━━━━━ RECORDS ━━━━━
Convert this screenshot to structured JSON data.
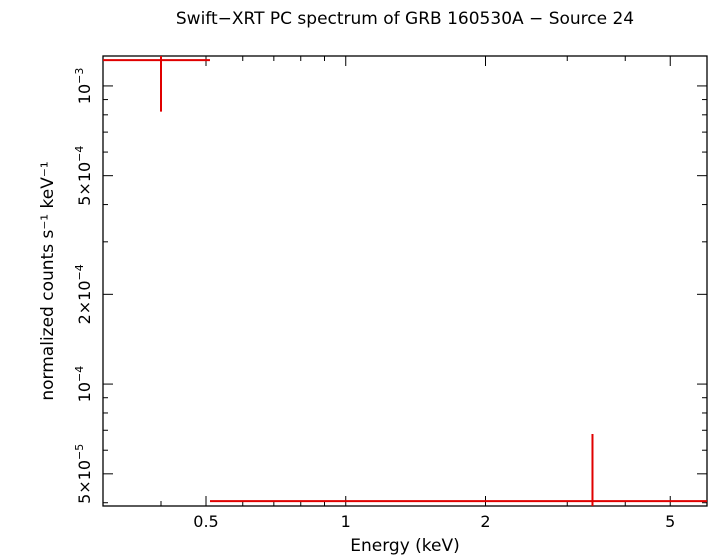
{
  "chart_data": {
    "type": "scatter",
    "title": "Swift−XRT PC spectrum of GRB 160530A − Source 24",
    "xlabel": "Energy (keV)",
    "ylabel": "normalized counts s⁻¹ keV⁻¹",
    "x_scale": "log",
    "y_scale": "log",
    "xlim": [
      0.3,
      6.0
    ],
    "ylim": [
      3.9e-05,
      0.00126
    ],
    "x_ticks": [
      {
        "value": 0.5,
        "label": "0.5"
      },
      {
        "value": 1,
        "label": "1"
      },
      {
        "value": 2,
        "label": "2"
      },
      {
        "value": 5,
        "label": "5"
      }
    ],
    "y_ticks": [
      {
        "value": 5e-05,
        "mant": "5×10",
        "exp": "−5"
      },
      {
        "value": 0.0001,
        "mant": "10",
        "exp": "−4"
      },
      {
        "value": 0.0002,
        "mant": "2×10",
        "exp": "−4"
      },
      {
        "value": 0.0005,
        "mant": "5×10",
        "exp": "−4"
      },
      {
        "value": 0.001,
        "mant": "10",
        "exp": "−3"
      }
    ],
    "series": [
      {
        "color": "#e00000",
        "points": [
          {
            "x": 0.4,
            "x_lo": 0.3,
            "x_hi": 0.51,
            "y": 0.00122,
            "y_lo": 0.00082,
            "y_hi": 0.00126
          },
          {
            "x": 3.4,
            "x_lo": 0.51,
            "x_hi": 6.0,
            "y": 4.05e-05,
            "y_lo": 3.9e-05,
            "y_hi": 6.8e-05
          }
        ]
      }
    ]
  }
}
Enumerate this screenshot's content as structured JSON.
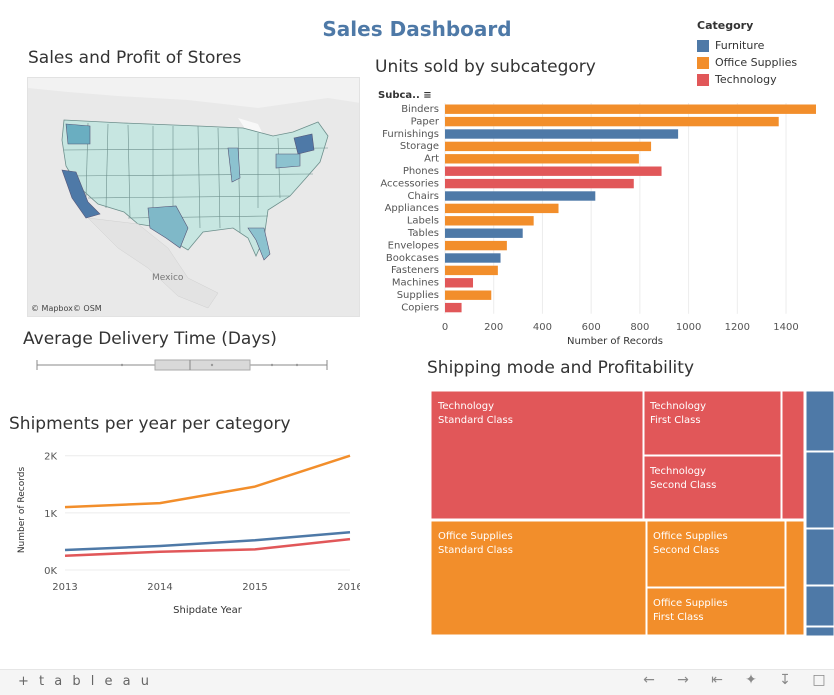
{
  "dashboard": {
    "title": "Sales Dashboard"
  },
  "colors": {
    "furniture": "#4e79a7",
    "office": "#f28e2b",
    "technology": "#e15759",
    "title": "#4e79a7"
  },
  "legend": {
    "title": "Category",
    "items": [
      {
        "label": "Furniture",
        "color": "#4e79a7"
      },
      {
        "label": "Office Supplies",
        "color": "#f28e2b"
      },
      {
        "label": "Technology",
        "color": "#e15759"
      }
    ]
  },
  "map": {
    "title": "Sales and Profit of Stores",
    "credit": "© Mapbox© OSM",
    "place_label": "Mexico"
  },
  "delivery": {
    "title": "Average Delivery Time (Days)"
  },
  "units_chart": {
    "title": "Units sold by subcategory",
    "header": "Subca..",
    "xlabel": "Number of Records"
  },
  "shipments": {
    "title": "Shipments per year per category"
  },
  "treemap": {
    "title": "Shipping mode and Profitability",
    "tiles": [
      {
        "l1": "Technology",
        "l2": "Standard Class",
        "cat": "technology"
      },
      {
        "l1": "Technology",
        "l2": "First Class",
        "cat": "technology"
      },
      {
        "l1": "Technology",
        "l2": "Second Class",
        "cat": "technology"
      },
      {
        "l1": "Office Supplies",
        "l2": "Standard Class",
        "cat": "office"
      },
      {
        "l1": "Office Supplies",
        "l2": "Second Class",
        "cat": "office"
      },
      {
        "l1": "Office Supplies",
        "l2": "First Class",
        "cat": "office"
      }
    ]
  },
  "footer": {
    "logo": "+ t a b l e a u"
  },
  "chart_data": [
    {
      "type": "bar",
      "title": "Units sold by subcategory",
      "xlabel": "Number of Records",
      "categories": [
        "Binders",
        "Paper",
        "Furnishings",
        "Storage",
        "Art",
        "Phones",
        "Accessories",
        "Chairs",
        "Appliances",
        "Labels",
        "Tables",
        "Envelopes",
        "Bookcases",
        "Fasteners",
        "Machines",
        "Supplies",
        "Copiers"
      ],
      "category_group": [
        "office",
        "office",
        "furniture",
        "office",
        "office",
        "technology",
        "technology",
        "furniture",
        "office",
        "office",
        "furniture",
        "office",
        "furniture",
        "office",
        "technology",
        "office",
        "technology"
      ],
      "values": [
        1523,
        1370,
        957,
        846,
        796,
        889,
        775,
        617,
        466,
        364,
        319,
        254,
        228,
        217,
        115,
        190,
        68
      ],
      "xticks": [
        0,
        200,
        400,
        600,
        800,
        1000,
        1200,
        1400
      ],
      "xlim": [
        0,
        1560
      ]
    },
    {
      "type": "line",
      "title": "Shipments per year per category",
      "xlabel": "Shipdate Year",
      "ylabel": "Number of Records",
      "x": [
        "2013",
        "2014",
        "2015",
        "2016"
      ],
      "yticks": [
        "0K",
        "1K",
        "2K"
      ],
      "ytick_values": [
        0,
        1000,
        2000
      ],
      "ylim": [
        0,
        2100
      ],
      "series": [
        {
          "name": "Office Supplies",
          "color": "#f28e2b",
          "values": [
            1100,
            1170,
            1460,
            2000
          ]
        },
        {
          "name": "Furniture",
          "color": "#4e79a7",
          "values": [
            350,
            420,
            520,
            660
          ]
        },
        {
          "name": "Technology",
          "color": "#e15759",
          "values": [
            250,
            320,
            360,
            540
          ]
        }
      ]
    },
    {
      "type": "treemap",
      "title": "Shipping mode and Profitability"
    }
  ]
}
━━━━━
Repeat the records in full, exactly as they appear, without the pictures.

Convert this screenshot to structured JSON data.
{
  "chart_data": {
    "type": "scatter",
    "title": "Swift−XRT PC spectrum of GRB 160530A − Source 24",
    "xlabel": "Energy (keV)",
    "ylabel": "normalized counts s⁻¹ keV⁻¹",
    "x_scale": "log",
    "y_scale": "log",
    "xlim": [
      0.3,
      6.0
    ],
    "ylim": [
      3.9e-05,
      0.00126
    ],
    "x_ticks": [
      {
        "value": 0.5,
        "label": "0.5"
      },
      {
        "value": 1,
        "label": "1"
      },
      {
        "value": 2,
        "label": "2"
      },
      {
        "value": 5,
        "label": "5"
      }
    ],
    "y_ticks": [
      {
        "value": 5e-05,
        "mant": "5×10",
        "exp": "−5"
      },
      {
        "value": 0.0001,
        "mant": "10",
        "exp": "−4"
      },
      {
        "value": 0.0002,
        "mant": "2×10",
        "exp": "−4"
      },
      {
        "value": 0.0005,
        "mant": "5×10",
        "exp": "−4"
      },
      {
        "value": 0.001,
        "mant": "10",
        "exp": "−3"
      }
    ],
    "series": [
      {
        "color": "#e00000",
        "points": [
          {
            "x": 0.4,
            "x_lo": 0.3,
            "x_hi": 0.51,
            "y": 0.00122,
            "y_lo": 0.00082,
            "y_hi": 0.00126
          },
          {
            "x": 3.4,
            "x_lo": 0.51,
            "x_hi": 6.0,
            "y": 4.05e-05,
            "y_lo": 3.9e-05,
            "y_hi": 6.8e-05
          }
        ]
      }
    ]
  }
}
Enumerate this screenshot's content as structured JSON.
{
  "dashboard": {
    "title": "Sales Dashboard"
  },
  "colors": {
    "furniture": "#4e79a7",
    "office": "#f28e2b",
    "technology": "#e15759",
    "title": "#4e79a7"
  },
  "legend": {
    "title": "Category",
    "items": [
      {
        "label": "Furniture",
        "color": "#4e79a7"
      },
      {
        "label": "Office Supplies",
        "color": "#f28e2b"
      },
      {
        "label": "Technology",
        "color": "#e15759"
      }
    ]
  },
  "map": {
    "title": "Sales and Profit of Stores",
    "credit": "© Mapbox© OSM",
    "place_label": "Mexico"
  },
  "delivery": {
    "title": "Average Delivery Time (Days)"
  },
  "units_chart": {
    "title": "Units sold by subcategory",
    "header": "Subca..",
    "xlabel": "Number of Records"
  },
  "shipments": {
    "title": "Shipments per year per category"
  },
  "treemap": {
    "title": "Shipping mode and Profitability",
    "tiles": [
      {
        "l1": "Technology",
        "l2": "Standard Class",
        "cat": "technology"
      },
      {
        "l1": "Technology",
        "l2": "First Class",
        "cat": "technology"
      },
      {
        "l1": "Technology",
        "l2": "Second Class",
        "cat": "technology"
      },
      {
        "l1": "Office Supplies",
        "l2": "Standard Class",
        "cat": "office"
      },
      {
        "l1": "Office Supplies",
        "l2": "Second Class",
        "cat": "office"
      },
      {
        "l1": "Office Supplies",
        "l2": "First Class",
        "cat": "office"
      }
    ]
  },
  "footer": {
    "logo": "+ t a b l e a u"
  },
  "chart_data": [
    {
      "type": "bar",
      "title": "Units sold by subcategory",
      "xlabel": "Number of Records",
      "categories": [
        "Binders",
        "Paper",
        "Furnishings",
        "Storage",
        "Art",
        "Phones",
        "Accessories",
        "Chairs",
        "Appliances",
        "Labels",
        "Tables",
        "Envelopes",
        "Bookcases",
        "Fasteners",
        "Machines",
        "Supplies",
        "Copiers"
      ],
      "category_group": [
        "office",
        "office",
        "furniture",
        "office",
        "office",
        "technology",
        "technology",
        "furniture",
        "office",
        "office",
        "furniture",
        "office",
        "furniture",
        "office",
        "technology",
        "office",
        "technology"
      ],
      "values": [
        1523,
        1370,
        957,
        846,
        796,
        889,
        775,
        617,
        466,
        364,
        319,
        254,
        228,
        217,
        115,
        190,
        68
      ],
      "xticks": [
        0,
        200,
        400,
        600,
        800,
        1000,
        1200,
        1400
      ],
      "xlim": [
        0,
        1560
      ]
    },
    {
      "type": "line",
      "title": "Shipments per year per category",
      "xlabel": "Shipdate Year",
      "ylabel": "Number of Records",
      "x": [
        "2013",
        "2014",
        "2015",
        "2016"
      ],
      "yticks": [
        "0K",
        "1K",
        "2K"
      ],
      "ytick_values": [
        0,
        1000,
        2000
      ],
      "ylim": [
        0,
        2100
      ],
      "series": [
        {
          "name": "Office Supplies",
          "color": "#f28e2b",
          "values": [
            1100,
            1170,
            1460,
            2000
          ]
        },
        {
          "name": "Furniture",
          "color": "#4e79a7",
          "values": [
            350,
            420,
            520,
            660
          ]
        },
        {
          "name": "Technology",
          "color": "#e15759",
          "values": [
            250,
            320,
            360,
            540
          ]
        }
      ]
    },
    {
      "type": "treemap",
      "title": "Shipping mode and Profitability"
    }
  ]
}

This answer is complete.